Swap every "sort-icon" in the records below for "sort-arrow", and write the lines out again with nothing else changed.

(begin)

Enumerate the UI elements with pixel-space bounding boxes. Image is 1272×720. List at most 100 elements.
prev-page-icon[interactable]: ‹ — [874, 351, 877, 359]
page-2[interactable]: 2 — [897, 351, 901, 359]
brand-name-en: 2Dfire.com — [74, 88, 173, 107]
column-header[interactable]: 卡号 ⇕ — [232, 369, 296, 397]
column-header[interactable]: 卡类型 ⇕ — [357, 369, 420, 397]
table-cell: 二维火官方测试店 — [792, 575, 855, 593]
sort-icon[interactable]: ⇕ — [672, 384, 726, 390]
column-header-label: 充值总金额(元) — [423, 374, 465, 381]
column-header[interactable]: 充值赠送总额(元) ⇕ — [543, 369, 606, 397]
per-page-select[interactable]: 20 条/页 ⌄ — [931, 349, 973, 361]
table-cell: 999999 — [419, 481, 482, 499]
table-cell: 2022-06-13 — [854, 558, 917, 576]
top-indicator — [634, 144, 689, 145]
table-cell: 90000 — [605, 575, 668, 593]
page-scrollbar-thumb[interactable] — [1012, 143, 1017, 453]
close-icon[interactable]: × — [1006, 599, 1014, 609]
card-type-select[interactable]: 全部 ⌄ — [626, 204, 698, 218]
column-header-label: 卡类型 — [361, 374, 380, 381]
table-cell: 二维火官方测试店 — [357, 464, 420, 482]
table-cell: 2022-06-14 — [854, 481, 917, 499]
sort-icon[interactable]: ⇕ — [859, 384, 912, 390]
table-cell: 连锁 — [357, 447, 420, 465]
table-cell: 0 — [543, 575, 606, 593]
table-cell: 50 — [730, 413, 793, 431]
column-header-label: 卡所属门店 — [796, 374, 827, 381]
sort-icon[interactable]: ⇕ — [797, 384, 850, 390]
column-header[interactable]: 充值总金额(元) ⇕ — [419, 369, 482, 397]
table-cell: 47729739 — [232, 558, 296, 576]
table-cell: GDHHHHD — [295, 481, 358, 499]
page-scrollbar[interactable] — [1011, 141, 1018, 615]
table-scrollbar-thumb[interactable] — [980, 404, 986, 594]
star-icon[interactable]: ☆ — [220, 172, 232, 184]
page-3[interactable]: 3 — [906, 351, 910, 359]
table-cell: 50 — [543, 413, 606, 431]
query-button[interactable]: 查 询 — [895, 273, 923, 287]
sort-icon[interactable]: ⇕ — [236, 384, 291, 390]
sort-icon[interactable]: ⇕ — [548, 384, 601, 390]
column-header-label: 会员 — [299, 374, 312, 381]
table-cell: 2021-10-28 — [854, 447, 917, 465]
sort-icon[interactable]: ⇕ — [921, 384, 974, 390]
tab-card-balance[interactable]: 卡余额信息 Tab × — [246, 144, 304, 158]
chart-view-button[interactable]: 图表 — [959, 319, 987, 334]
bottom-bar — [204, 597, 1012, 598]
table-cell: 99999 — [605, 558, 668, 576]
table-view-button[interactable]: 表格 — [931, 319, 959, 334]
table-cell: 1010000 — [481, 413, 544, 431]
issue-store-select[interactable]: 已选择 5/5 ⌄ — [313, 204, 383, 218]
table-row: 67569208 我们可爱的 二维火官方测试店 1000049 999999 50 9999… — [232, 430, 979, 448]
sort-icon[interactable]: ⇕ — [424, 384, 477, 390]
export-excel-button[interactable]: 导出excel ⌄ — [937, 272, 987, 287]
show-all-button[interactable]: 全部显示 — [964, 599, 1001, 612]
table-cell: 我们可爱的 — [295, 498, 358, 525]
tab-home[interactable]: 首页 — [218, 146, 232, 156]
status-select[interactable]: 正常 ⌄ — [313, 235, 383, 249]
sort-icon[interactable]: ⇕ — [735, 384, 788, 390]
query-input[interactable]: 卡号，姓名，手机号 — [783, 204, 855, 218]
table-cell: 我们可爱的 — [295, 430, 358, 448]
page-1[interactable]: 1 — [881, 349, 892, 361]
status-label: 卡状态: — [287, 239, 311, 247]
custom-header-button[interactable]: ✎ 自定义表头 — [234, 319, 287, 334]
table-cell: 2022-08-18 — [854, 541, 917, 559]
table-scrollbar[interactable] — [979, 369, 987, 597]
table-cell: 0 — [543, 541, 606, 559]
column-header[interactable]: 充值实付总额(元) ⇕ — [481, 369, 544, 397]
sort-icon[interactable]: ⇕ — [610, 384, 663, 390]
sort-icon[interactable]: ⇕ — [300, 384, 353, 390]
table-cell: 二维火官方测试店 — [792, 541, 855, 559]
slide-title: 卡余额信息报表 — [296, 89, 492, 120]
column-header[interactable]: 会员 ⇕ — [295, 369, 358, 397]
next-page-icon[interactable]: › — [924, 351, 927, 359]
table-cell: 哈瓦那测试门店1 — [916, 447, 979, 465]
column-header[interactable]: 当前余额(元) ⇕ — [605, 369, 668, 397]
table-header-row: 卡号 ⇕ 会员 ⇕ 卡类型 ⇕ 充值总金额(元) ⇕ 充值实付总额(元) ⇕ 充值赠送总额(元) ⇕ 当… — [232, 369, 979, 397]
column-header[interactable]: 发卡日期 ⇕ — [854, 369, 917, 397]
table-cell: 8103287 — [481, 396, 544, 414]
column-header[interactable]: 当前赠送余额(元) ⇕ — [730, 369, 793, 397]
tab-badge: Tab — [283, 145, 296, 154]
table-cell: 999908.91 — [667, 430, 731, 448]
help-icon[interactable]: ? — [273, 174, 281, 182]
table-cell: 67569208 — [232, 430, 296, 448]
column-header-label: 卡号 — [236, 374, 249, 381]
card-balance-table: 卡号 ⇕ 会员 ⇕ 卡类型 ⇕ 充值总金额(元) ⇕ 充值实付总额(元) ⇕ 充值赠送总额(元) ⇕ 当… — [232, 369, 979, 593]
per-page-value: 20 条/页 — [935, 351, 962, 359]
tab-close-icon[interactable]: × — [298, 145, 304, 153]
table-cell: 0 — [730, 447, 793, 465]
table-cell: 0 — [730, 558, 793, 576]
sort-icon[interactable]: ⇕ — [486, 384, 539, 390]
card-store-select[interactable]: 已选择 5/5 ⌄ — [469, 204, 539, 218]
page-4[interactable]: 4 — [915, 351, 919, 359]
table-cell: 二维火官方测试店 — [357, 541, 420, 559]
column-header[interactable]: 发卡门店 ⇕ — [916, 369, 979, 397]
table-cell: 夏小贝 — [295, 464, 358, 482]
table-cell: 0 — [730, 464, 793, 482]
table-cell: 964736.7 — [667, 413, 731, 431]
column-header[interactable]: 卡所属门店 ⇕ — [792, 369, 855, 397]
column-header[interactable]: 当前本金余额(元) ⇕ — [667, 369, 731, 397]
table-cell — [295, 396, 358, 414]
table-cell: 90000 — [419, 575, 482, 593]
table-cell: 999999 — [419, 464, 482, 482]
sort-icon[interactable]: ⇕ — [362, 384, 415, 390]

(end)

Answer to this task:
Enumerate the UI elements with pixel-space bounding boxes. Image is 1272×720. List at most 100 elements.
prev-page-icon[interactable]: ‹ — [874, 351, 877, 359]
page-2[interactable]: 2 — [897, 351, 901, 359]
brand-name-en: 2Dfire.com — [74, 88, 173, 107]
column-header[interactable]: 卡号 ⇕ — [232, 369, 296, 397]
column-header[interactable]: 卡类型 ⇕ — [357, 369, 420, 397]
table-cell: 二维火官方测试店 — [792, 575, 855, 593]
sort-arrow[interactable]: ⇕ — [672, 384, 726, 390]
column-header-label: 充值总金额(元) — [423, 374, 465, 381]
column-header[interactable]: 充值赠送总额(元) ⇕ — [543, 369, 606, 397]
per-page-select[interactable]: 20 条/页 ⌄ — [931, 349, 973, 361]
table-cell: 999999 — [419, 481, 482, 499]
table-cell: 2022-06-13 — [854, 558, 917, 576]
top-indicator — [634, 144, 689, 145]
table-cell: 90000 — [605, 575, 668, 593]
page-scrollbar-thumb[interactable] — [1012, 143, 1017, 453]
close-icon[interactable]: × — [1006, 599, 1014, 609]
card-type-select[interactable]: 全部 ⌄ — [626, 204, 698, 218]
column-header-label: 卡类型 — [361, 374, 380, 381]
table-cell: 二维火官方测试店 — [357, 464, 420, 482]
table-cell: 2022-06-14 — [854, 481, 917, 499]
sort-arrow[interactable]: ⇕ — [859, 384, 912, 390]
table-cell: 连锁 — [357, 447, 420, 465]
table-cell: 0 — [543, 575, 606, 593]
table-cell: 50 — [730, 413, 793, 431]
column-header-label: 卡所属门店 — [796, 374, 827, 381]
sort-arrow[interactable]: ⇕ — [797, 384, 850, 390]
column-header[interactable]: 充值总金额(元) ⇕ — [419, 369, 482, 397]
table-cell: 47729739 — [232, 558, 296, 576]
table-cell: GDHHHHD — [295, 481, 358, 499]
page-scrollbar[interactable] — [1011, 141, 1018, 615]
table-scrollbar-thumb[interactable] — [980, 404, 986, 594]
star-icon[interactable]: ☆ — [220, 172, 232, 184]
page-3[interactable]: 3 — [906, 351, 910, 359]
table-cell: 50 — [543, 413, 606, 431]
query-button[interactable]: 查 询 — [895, 273, 923, 287]
sort-arrow[interactable]: ⇕ — [236, 384, 291, 390]
sort-arrow[interactable]: ⇕ — [548, 384, 601, 390]
column-header-label: 会员 — [299, 374, 312, 381]
table-cell: 2021-10-28 — [854, 447, 917, 465]
sort-arrow[interactable]: ⇕ — [921, 384, 974, 390]
tab-card-balance[interactable]: 卡余额信息 Tab × — [246, 144, 304, 158]
chart-view-button[interactable]: 图表 — [959, 319, 987, 334]
bottom-bar — [204, 597, 1012, 598]
table-cell: 99999 — [605, 558, 668, 576]
table-view-button[interactable]: 表格 — [931, 319, 959, 334]
table-cell: 1010000 — [481, 413, 544, 431]
issue-store-select[interactable]: 已选择 5/5 ⌄ — [313, 204, 383, 218]
table-row: 67569208 我们可爱的 二维火官方测试店 1000049 999999 50 9999… — [232, 430, 979, 448]
sort-arrow[interactable]: ⇕ — [424, 384, 477, 390]
export-excel-button[interactable]: 导出excel ⌄ — [937, 272, 987, 287]
show-all-button[interactable]: 全部显示 — [964, 599, 1001, 612]
table-cell: 我们可爱的 — [295, 498, 358, 525]
tab-home[interactable]: 首页 — [218, 146, 232, 156]
status-select[interactable]: 正常 ⌄ — [313, 235, 383, 249]
sort-arrow[interactable]: ⇕ — [735, 384, 788, 390]
query-input[interactable]: 卡号，姓名，手机号 — [783, 204, 855, 218]
table-cell: 我们可爱的 — [295, 430, 358, 448]
page-1[interactable]: 1 — [881, 349, 892, 361]
status-label: 卡状态: — [287, 239, 311, 247]
custom-header-button[interactable]: ✎ 自定义表头 — [234, 319, 287, 334]
table-cell: 2022-08-18 — [854, 541, 917, 559]
table-scrollbar[interactable] — [979, 369, 987, 597]
table-cell: 0 — [543, 541, 606, 559]
column-header[interactable]: 充值实付总额(元) ⇕ — [481, 369, 544, 397]
sort-arrow[interactable]: ⇕ — [610, 384, 663, 390]
sort-arrow[interactable]: ⇕ — [300, 384, 353, 390]
table-cell: 二维火官方测试店 — [792, 541, 855, 559]
slide-title: 卡余额信息报表 — [296, 89, 492, 120]
column-header[interactable]: 会员 ⇕ — [295, 369, 358, 397]
next-page-icon[interactable]: › — [924, 351, 927, 359]
table-cell: 哈瓦那测试门店1 — [916, 447, 979, 465]
column-header[interactable]: 当前余额(元) ⇕ — [605, 369, 668, 397]
table-header-row: 卡号 ⇕ 会员 ⇕ 卡类型 ⇕ 充值总金额(元) ⇕ 充值实付总额(元) ⇕ 充值赠送总额(元) ⇕ 当… — [232, 369, 979, 397]
column-header[interactable]: 发卡日期 ⇕ — [854, 369, 917, 397]
table-cell: 8103287 — [481, 396, 544, 414]
column-header[interactable]: 当前赠送余额(元) ⇕ — [730, 369, 793, 397]
tab-badge: Tab — [283, 145, 296, 154]
table-cell: 999908.91 — [667, 430, 731, 448]
help-icon[interactable]: ? — [273, 174, 281, 182]
table-cell: 67569208 — [232, 430, 296, 448]
column-header-label: 卡号 — [236, 374, 249, 381]
card-balance-table: 卡号 ⇕ 会员 ⇕ 卡类型 ⇕ 充值总金额(元) ⇕ 充值实付总额(元) ⇕ 充值赠送总额(元) ⇕ 当… — [232, 369, 979, 593]
per-page-value: 20 条/页 — [935, 351, 962, 359]
tab-close-icon[interactable]: × — [298, 145, 304, 153]
table-cell: 0 — [730, 447, 793, 465]
table-cell: 0 — [730, 558, 793, 576]
sort-arrow[interactable]: ⇕ — [486, 384, 539, 390]
card-store-select[interactable]: 已选择 5/5 ⌄ — [469, 204, 539, 218]
page-4[interactable]: 4 — [915, 351, 919, 359]
table-cell: 二维火官方测试店 — [357, 541, 420, 559]
column-header[interactable]: 发卡门店 ⇕ — [916, 369, 979, 397]
table-cell: 夏小贝 — [295, 464, 358, 482]
table-cell: 0 — [730, 464, 793, 482]
table-cell: 964736.7 — [667, 413, 731, 431]
column-header[interactable]: 卡所属门店 ⇕ — [792, 369, 855, 397]
column-header[interactable]: 当前本金余额(元) ⇕ — [667, 369, 731, 397]
table-cell — [295, 396, 358, 414]
table-cell: 90000 — [419, 575, 482, 593]
table-cell: 999999 — [419, 464, 482, 482]
sort-arrow[interactable]: ⇕ — [362, 384, 415, 390]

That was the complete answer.